=== Section Start ===

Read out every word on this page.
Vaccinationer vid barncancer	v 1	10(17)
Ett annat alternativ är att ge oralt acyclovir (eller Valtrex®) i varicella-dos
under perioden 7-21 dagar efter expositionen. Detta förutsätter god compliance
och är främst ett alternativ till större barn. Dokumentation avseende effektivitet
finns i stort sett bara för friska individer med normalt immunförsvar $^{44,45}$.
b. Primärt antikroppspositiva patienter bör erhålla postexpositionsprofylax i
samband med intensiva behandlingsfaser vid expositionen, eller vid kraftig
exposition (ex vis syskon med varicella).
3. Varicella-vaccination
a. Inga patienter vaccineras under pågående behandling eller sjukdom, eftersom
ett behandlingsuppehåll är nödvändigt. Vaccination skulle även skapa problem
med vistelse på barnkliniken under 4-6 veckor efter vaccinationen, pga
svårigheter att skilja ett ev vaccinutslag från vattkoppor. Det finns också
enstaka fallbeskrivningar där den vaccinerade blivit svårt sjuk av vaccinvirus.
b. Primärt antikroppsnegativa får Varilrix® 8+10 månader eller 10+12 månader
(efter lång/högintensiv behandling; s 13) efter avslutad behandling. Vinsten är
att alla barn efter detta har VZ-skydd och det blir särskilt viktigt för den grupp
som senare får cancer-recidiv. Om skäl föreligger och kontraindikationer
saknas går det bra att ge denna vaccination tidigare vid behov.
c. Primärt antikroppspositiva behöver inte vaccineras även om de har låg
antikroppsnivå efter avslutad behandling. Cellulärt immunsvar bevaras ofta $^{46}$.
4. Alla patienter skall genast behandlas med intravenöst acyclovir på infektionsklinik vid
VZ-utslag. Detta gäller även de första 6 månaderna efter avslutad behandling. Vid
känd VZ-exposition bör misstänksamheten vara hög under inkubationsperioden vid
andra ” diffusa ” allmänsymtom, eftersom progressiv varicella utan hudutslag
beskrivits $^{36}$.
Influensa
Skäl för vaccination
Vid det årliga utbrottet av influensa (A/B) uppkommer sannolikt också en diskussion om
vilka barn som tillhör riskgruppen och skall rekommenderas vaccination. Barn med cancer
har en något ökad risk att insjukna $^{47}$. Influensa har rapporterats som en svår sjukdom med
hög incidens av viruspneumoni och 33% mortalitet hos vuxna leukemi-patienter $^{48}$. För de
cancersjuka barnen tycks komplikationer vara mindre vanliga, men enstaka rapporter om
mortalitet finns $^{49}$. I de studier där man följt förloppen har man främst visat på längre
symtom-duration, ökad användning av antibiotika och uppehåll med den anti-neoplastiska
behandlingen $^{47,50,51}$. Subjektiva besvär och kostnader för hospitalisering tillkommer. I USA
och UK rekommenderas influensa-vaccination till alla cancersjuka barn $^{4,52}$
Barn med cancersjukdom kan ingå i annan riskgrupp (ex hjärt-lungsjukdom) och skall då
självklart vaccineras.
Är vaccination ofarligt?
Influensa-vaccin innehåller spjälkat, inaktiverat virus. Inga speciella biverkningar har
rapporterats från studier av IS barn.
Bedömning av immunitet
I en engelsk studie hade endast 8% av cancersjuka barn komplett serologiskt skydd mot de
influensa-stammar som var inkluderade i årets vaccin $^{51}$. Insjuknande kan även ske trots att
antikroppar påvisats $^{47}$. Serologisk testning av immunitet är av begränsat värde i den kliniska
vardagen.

=== Section End ===

> What is required
Which lines in the records above hold the string "vaccineras"? Copy each of them.

> Written response
a. Inga patienter vaccineras under pågående behandling eller sjukdom, eftersom
c. Primärt antikroppspositiva behöver inte vaccineras även om de har låg
självklart vaccineras.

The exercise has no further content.